■ **Stated exercise**
Print the entries in full, word for word, but not the pictures.

Extracted data entries:

-.-.-

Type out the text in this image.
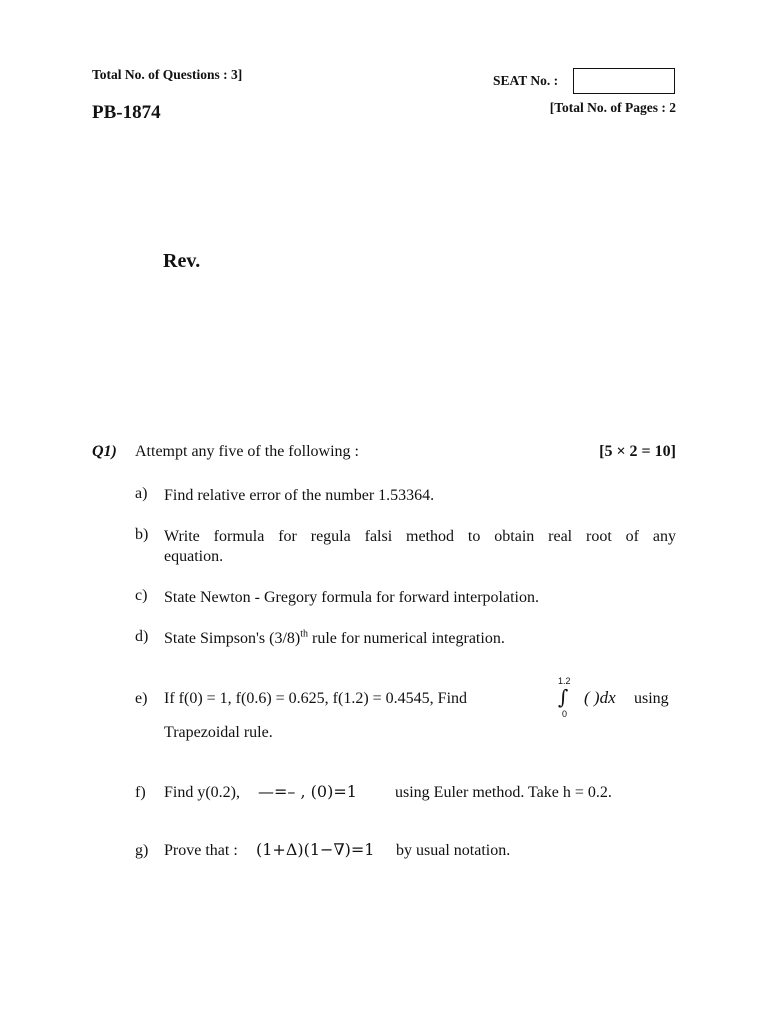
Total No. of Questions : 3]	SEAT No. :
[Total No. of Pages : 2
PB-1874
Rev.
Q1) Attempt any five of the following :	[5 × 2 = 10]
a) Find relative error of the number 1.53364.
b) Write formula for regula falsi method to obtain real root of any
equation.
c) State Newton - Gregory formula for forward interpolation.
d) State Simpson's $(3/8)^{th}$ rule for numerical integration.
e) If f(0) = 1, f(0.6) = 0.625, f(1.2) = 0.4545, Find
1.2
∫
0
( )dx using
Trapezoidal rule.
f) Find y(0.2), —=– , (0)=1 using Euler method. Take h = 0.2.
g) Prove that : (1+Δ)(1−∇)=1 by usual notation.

-.-.-

■ **Answer for the task**
Type out the text in this image.
Total No. of Questions : 3]	SEAT No. :
[Total No. of Pages : 2
PB-1874
Rev.
Q1) Attempt any five of the following :	[5 × 2 = 10]
a) Find relative error of the number 1.53364.
b) Write formula for regula falsi method to obtain real root of any
equation.
c) State Newton - Gregory formula for forward interpolation.
d) State Simpson's $(3/8)^{th}$ rule for numerical integration.
e) If f(0) = 1, f(0.6) = 0.625, f(1.2) = 0.4545, Find
1.2
∫
0
( )dx using
Trapezoidal rule.
f) Find y(0.2), —=– , (0)=1 using Euler method. Take h = 0.2.
g) Prove that : (1+Δ)(1−∇)=1 by usual notation.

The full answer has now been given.